List each line of the data that holds the string "ubuntu".

· · · ·

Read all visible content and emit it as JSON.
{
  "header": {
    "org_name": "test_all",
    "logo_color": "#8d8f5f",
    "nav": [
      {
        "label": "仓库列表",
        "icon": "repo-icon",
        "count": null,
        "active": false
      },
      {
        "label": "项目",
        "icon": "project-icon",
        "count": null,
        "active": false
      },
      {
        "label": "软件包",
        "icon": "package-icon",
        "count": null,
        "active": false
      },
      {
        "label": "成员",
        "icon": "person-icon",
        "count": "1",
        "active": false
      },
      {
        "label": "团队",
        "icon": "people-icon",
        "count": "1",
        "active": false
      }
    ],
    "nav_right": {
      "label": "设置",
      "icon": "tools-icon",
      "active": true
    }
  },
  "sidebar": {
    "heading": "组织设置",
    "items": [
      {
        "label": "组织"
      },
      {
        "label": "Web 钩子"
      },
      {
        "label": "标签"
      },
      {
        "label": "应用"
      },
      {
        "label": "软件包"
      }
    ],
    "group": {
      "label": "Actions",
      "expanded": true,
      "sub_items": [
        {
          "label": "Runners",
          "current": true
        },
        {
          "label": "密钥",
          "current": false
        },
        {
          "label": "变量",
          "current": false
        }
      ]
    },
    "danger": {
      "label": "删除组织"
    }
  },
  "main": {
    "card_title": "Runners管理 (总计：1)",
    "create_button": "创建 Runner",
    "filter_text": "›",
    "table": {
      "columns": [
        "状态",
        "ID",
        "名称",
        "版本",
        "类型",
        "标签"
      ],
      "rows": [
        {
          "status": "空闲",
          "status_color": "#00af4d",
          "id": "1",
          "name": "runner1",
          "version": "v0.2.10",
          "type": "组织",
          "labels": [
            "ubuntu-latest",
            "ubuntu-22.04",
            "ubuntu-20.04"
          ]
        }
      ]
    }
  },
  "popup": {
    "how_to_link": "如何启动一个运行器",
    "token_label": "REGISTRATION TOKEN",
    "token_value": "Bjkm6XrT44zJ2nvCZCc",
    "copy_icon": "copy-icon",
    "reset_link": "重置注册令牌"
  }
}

· · · ·

#### The response
            "ubuntu-latest",
            "ubuntu-22.04",
            "ubuntu-20.04"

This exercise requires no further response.